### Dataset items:
* start *

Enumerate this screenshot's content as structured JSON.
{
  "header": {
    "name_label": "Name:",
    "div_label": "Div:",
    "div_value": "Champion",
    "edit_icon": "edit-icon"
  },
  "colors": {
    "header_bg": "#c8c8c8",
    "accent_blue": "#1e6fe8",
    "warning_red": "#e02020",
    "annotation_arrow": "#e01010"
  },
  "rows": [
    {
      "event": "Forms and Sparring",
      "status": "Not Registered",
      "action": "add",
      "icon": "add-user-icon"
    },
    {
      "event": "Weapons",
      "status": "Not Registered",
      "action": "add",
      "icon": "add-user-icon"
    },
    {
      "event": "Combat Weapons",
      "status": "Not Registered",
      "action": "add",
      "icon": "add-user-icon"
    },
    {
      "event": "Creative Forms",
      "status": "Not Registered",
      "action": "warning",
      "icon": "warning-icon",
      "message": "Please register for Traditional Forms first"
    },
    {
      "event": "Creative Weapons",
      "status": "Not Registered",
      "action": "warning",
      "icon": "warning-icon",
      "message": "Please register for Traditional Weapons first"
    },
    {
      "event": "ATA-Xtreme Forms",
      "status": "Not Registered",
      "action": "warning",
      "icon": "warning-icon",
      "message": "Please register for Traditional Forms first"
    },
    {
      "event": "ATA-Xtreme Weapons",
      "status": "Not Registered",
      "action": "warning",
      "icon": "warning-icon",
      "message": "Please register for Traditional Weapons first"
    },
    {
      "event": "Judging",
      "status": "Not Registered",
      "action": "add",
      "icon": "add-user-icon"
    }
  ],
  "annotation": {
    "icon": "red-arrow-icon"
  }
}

* end *

### The exercise:
Pick out the lines containing the string "Forms".

### Solution for this problem:
      "event": "Forms and Sparring",
      "event": "Creative Forms",
      "message": "Please register for Traditional Forms first"
      "event": "ATA-Xtreme Forms",
      "message": "Please register for Traditional Forms first"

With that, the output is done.